_Short task_. Select and copy out every line in the records containing "않습니다".

_Available records_.
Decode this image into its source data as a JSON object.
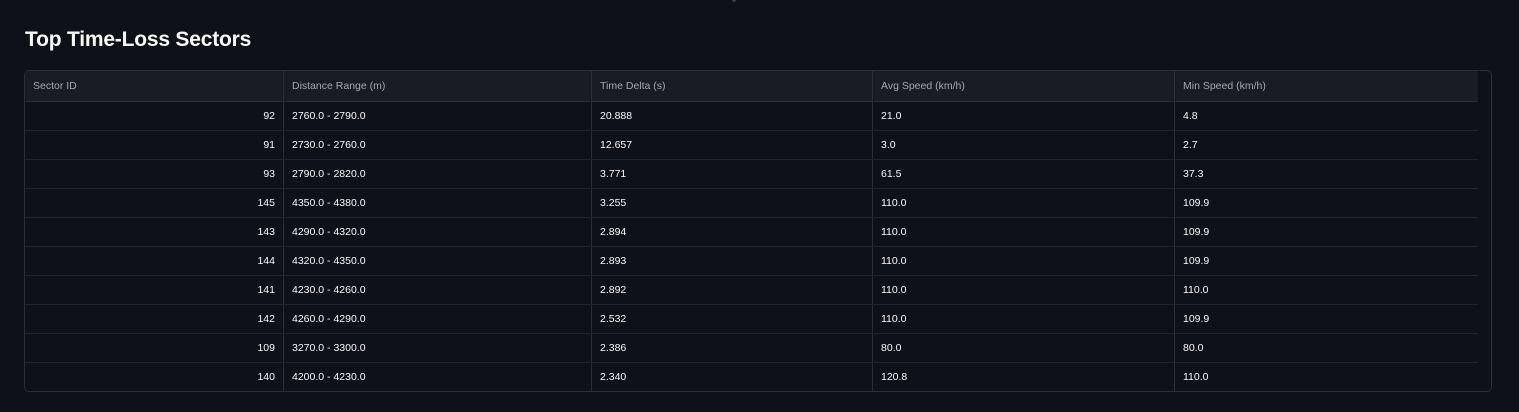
{
  "title": "Top Time-Loss Sectors",
  "table": {
    "columns": [
      "Sector ID",
      "Distance Range (m)",
      "Time Delta (s)",
      "Avg Speed (km/h)",
      "Min Speed (km/h)"
    ],
    "rows": [
      [
        "92",
        "2760.0 - 2790.0",
        "20.888",
        "21.0",
        "4.8"
      ],
      [
        "91",
        "2730.0 - 2760.0",
        "12.657",
        "3.0",
        "2.7"
      ],
      [
        "93",
        "2790.0 - 2820.0",
        "3.771",
        "61.5",
        "37.3"
      ],
      [
        "145",
        "4350.0 - 4380.0",
        "3.255",
        "110.0",
        "109.9"
      ],
      [
        "143",
        "4290.0 - 4320.0",
        "2.894",
        "110.0",
        "109.9"
      ],
      [
        "144",
        "4320.0 - 4350.0",
        "2.893",
        "110.0",
        "109.9"
      ],
      [
        "141",
        "4230.0 - 4260.0",
        "2.892",
        "110.0",
        "110.0"
      ],
      [
        "142",
        "4260.0 - 4290.0",
        "2.532",
        "110.0",
        "109.9"
      ],
      [
        "109",
        "3270.0 - 3300.0",
        "2.386",
        "80.0",
        "80.0"
      ],
      [
        "140",
        "4200.0 - 4230.0",
        "2.340",
        "120.8",
        "110.0"
      ]
    ]
  }
}
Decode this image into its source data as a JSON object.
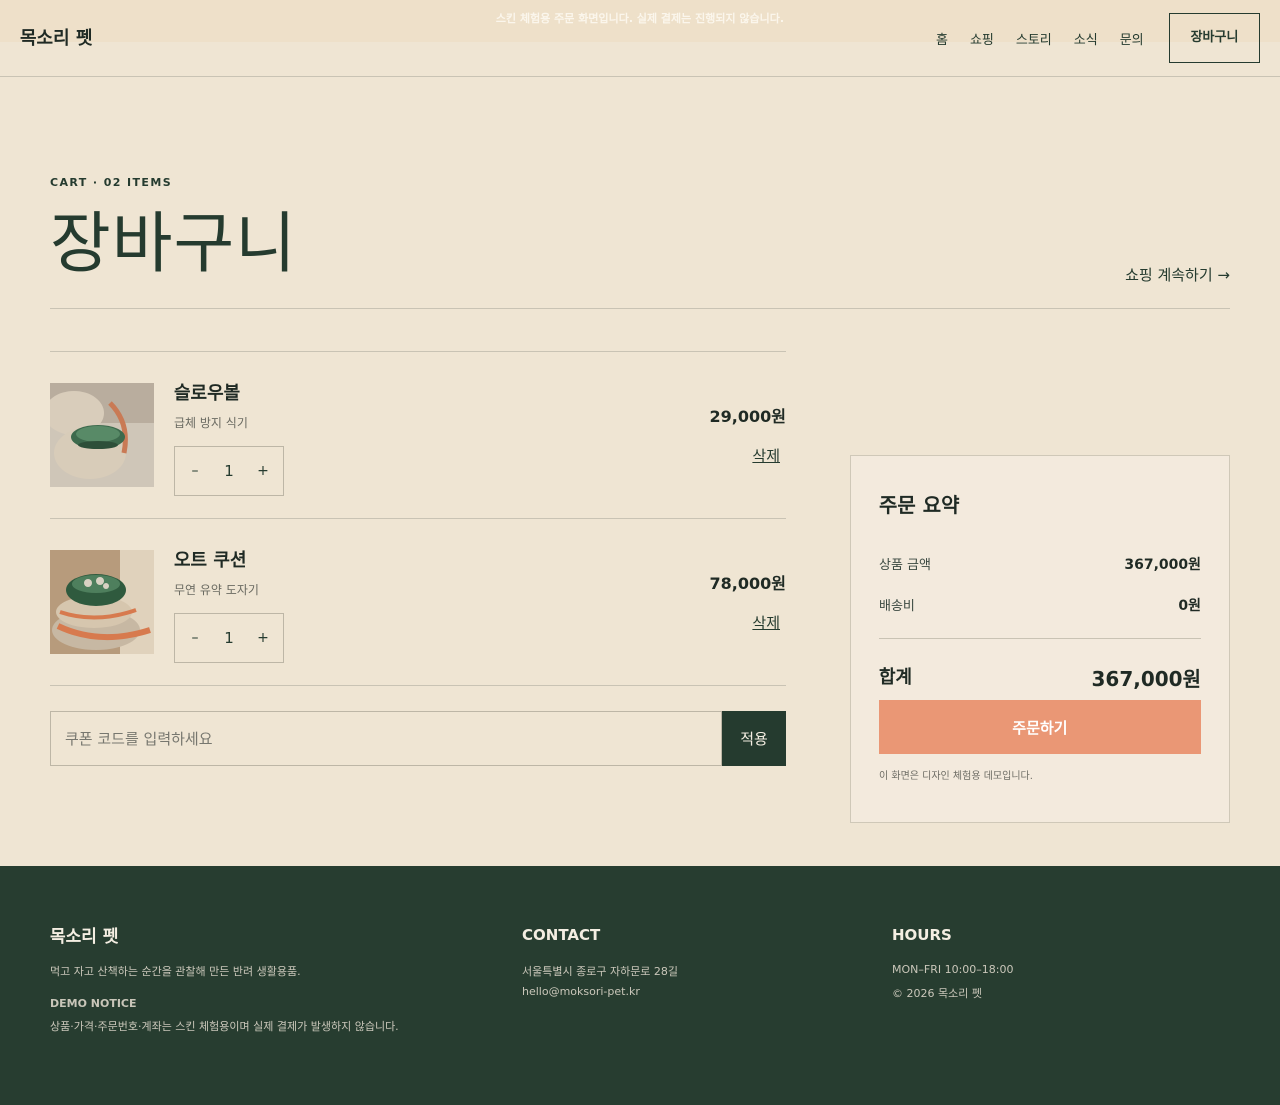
{
  "notice": "스킨 체험용 주문 화면입니다. 실제 결제는 진행되지 않습니다.",
  "header": {
    "logo": "목소리 펫",
    "nav": [
      "홈",
      "쇼핑",
      "스토리",
      "소식",
      "문의"
    ],
    "cart_label": "장바구니"
  },
  "page": {
    "eyebrow": "CART · 02 ITEMS",
    "title": "장바구니",
    "continue_shopping": "쇼핑 계속하기 →"
  },
  "cart": {
    "items": [
      {
        "name": "슬로우볼",
        "desc": "급체 방지 식기",
        "qty": "1",
        "price": "29,000원",
        "remove": "삭제",
        "dec": "–",
        "inc": "+"
      },
      {
        "name": "오트 쿠션",
        "desc": "무연 유약 도자기",
        "qty": "1",
        "price": "78,000원",
        "remove": "삭제",
        "dec": "–",
        "inc": "+"
      }
    ],
    "coupon_placeholder": "쿠폰 코드를 입력하세요",
    "coupon_apply": "적용"
  },
  "summary": {
    "title": "주문 요약",
    "subtotal_label": "상품 금액",
    "subtotal_value": "367,000원",
    "shipping_label": "배송비",
    "shipping_value": "0원",
    "total_label": "합계",
    "total_value": "367,000원",
    "checkout_label": "주문하기",
    "note": "이 화면은 디자인 체험용 데모입니다."
  },
  "footer": {
    "logo": "목소리 펫",
    "tagline": "먹고 자고 산책하는 순간을 관찰해 만든 반려 생활용품.",
    "demo_label": "DEMO NOTICE",
    "demo_text": "상품·가격·주문번호·계좌는 스킨 체험용이며 실제 결제가 발생하지 않습니다.",
    "contact_head": "CONTACT",
    "address": "서울특별시 종로구 자하문로 28길",
    "email": "hello@moksori-pet.kr",
    "hours_head": "HOURS",
    "hours": "MON–FRI 10:00–18:00",
    "copyright": "© 2026 목소리 펫"
  },
  "colors": {
    "background": "#efe5d3",
    "primary": "#253b2f",
    "accent": "#ea9775",
    "summary_bg": "#f3eadd"
  }
}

_Solution for this exercise_.
  "notice": "스킨 체험용 주문 화면입니다. 실제 결제는 진행되지 않습니다.",
    "demo_text": "상품·가격·주문번호·계좌는 스킨 체험용이며 실제 결제가 발생하지 않습니다.",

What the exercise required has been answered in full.